STATED GOAL:
How many lines of the data hold the word "light"? State the number and nothing else.

Rows from a dataset:
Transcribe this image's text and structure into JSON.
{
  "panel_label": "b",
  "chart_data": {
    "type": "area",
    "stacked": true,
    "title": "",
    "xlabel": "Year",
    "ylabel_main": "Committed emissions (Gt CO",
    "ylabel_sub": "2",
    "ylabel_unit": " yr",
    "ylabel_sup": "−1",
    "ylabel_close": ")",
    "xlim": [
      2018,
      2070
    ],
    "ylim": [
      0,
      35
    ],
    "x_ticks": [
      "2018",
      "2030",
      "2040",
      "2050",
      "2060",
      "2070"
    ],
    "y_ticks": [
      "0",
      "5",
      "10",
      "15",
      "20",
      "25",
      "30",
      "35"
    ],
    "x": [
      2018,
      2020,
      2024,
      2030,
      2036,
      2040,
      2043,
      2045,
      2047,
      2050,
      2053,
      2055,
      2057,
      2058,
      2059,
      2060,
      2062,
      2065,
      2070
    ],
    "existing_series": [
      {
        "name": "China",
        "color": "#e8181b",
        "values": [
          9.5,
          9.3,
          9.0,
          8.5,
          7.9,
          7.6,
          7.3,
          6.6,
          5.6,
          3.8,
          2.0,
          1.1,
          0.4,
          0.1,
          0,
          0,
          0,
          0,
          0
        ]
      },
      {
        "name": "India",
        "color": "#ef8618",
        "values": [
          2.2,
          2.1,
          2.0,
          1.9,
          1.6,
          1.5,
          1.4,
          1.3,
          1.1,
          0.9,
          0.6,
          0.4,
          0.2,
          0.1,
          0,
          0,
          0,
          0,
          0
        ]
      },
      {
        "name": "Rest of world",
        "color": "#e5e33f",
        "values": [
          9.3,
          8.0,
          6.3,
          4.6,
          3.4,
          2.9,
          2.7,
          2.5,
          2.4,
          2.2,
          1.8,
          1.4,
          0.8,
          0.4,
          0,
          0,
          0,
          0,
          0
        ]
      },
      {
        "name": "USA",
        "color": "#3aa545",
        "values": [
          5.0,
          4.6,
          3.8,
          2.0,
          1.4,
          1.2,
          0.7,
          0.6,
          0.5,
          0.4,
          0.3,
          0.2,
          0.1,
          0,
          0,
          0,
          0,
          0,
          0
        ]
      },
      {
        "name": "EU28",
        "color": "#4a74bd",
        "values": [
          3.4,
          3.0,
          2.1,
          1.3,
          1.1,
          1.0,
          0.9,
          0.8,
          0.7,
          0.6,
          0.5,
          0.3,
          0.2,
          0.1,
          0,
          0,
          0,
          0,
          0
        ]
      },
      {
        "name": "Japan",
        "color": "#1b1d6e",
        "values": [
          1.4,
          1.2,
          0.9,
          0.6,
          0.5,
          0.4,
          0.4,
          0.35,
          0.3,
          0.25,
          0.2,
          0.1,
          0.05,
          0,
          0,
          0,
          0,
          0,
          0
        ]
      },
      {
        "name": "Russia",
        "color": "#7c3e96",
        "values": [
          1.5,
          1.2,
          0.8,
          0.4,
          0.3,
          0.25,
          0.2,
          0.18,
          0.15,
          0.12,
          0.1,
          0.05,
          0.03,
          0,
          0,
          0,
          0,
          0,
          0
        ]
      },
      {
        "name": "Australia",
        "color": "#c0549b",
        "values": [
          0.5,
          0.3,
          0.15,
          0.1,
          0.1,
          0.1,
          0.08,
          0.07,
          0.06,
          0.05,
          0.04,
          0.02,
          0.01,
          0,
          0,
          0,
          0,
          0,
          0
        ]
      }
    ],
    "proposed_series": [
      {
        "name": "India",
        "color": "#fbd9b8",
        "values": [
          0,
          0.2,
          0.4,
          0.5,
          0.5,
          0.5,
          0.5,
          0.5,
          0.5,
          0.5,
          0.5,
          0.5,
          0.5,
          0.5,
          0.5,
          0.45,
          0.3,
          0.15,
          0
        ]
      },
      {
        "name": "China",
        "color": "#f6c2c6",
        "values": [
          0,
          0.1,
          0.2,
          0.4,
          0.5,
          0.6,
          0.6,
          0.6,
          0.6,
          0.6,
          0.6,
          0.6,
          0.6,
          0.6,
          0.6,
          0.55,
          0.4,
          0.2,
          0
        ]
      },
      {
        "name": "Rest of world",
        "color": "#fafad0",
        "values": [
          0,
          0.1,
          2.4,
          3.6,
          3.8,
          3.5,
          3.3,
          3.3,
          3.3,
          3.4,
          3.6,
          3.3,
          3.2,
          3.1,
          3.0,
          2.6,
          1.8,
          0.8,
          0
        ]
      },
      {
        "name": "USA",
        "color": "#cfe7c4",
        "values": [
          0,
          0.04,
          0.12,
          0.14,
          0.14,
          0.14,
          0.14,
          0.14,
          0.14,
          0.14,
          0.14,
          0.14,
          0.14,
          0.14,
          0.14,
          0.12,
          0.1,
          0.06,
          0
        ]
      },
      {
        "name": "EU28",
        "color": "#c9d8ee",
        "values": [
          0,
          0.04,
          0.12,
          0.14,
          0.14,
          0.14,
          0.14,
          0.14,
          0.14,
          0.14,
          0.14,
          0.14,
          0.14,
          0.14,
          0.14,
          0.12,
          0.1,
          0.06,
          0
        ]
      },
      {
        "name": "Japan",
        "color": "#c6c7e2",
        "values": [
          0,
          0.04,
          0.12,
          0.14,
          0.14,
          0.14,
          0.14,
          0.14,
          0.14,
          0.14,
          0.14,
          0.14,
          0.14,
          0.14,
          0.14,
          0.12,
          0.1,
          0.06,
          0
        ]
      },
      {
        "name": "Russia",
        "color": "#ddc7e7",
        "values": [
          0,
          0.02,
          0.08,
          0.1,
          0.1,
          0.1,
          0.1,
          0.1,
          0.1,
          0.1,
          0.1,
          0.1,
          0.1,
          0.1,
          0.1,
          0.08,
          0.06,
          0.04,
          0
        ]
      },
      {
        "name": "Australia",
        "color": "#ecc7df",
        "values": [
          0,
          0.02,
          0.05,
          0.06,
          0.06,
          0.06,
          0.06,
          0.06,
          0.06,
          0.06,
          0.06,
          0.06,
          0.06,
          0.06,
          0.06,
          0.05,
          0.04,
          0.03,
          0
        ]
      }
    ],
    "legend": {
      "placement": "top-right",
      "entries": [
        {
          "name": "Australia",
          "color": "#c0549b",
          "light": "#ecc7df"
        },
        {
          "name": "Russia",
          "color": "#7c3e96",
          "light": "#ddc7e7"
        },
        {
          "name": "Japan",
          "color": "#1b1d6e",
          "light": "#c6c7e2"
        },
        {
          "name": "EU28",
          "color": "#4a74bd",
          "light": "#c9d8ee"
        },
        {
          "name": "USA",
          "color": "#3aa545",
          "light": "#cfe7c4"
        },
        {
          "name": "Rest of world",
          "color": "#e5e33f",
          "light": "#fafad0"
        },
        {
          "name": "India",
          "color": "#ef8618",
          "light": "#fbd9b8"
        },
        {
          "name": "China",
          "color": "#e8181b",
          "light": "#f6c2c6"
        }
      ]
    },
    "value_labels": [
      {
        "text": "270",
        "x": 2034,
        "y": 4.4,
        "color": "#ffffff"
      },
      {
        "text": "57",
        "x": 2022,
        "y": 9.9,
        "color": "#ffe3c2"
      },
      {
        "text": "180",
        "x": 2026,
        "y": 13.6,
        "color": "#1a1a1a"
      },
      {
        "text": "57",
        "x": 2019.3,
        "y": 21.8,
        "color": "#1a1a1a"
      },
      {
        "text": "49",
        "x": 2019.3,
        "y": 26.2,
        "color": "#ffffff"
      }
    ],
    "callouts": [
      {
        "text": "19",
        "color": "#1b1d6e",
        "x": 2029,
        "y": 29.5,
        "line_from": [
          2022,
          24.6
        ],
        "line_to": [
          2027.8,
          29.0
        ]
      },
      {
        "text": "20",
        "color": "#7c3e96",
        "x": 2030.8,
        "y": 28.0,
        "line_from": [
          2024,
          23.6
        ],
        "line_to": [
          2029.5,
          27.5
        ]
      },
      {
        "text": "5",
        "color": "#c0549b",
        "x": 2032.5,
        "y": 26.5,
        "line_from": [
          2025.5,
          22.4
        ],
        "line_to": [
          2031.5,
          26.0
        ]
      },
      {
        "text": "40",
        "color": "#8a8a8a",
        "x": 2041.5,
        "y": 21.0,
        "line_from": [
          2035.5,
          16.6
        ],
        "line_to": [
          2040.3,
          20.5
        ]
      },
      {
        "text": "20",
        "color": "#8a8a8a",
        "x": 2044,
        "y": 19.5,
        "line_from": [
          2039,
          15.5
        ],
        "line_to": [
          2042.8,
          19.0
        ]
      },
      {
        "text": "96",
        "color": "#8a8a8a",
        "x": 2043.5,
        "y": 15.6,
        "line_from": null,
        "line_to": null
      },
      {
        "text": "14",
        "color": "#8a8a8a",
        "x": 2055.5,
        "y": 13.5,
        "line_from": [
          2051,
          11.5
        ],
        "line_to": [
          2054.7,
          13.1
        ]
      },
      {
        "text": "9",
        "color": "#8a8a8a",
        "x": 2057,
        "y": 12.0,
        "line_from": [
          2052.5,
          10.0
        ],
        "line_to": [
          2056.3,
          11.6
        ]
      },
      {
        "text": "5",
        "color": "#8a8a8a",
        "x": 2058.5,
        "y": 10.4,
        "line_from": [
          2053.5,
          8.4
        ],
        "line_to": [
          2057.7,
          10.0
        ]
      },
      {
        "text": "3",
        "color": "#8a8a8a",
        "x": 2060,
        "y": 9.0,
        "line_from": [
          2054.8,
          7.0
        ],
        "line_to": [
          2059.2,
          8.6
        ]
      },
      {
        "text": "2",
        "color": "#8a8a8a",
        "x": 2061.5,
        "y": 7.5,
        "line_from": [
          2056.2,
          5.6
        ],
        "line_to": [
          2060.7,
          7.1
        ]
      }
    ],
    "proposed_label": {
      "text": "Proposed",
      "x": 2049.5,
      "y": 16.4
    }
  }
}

SOLUTION FOR THIS EXERCISE:
8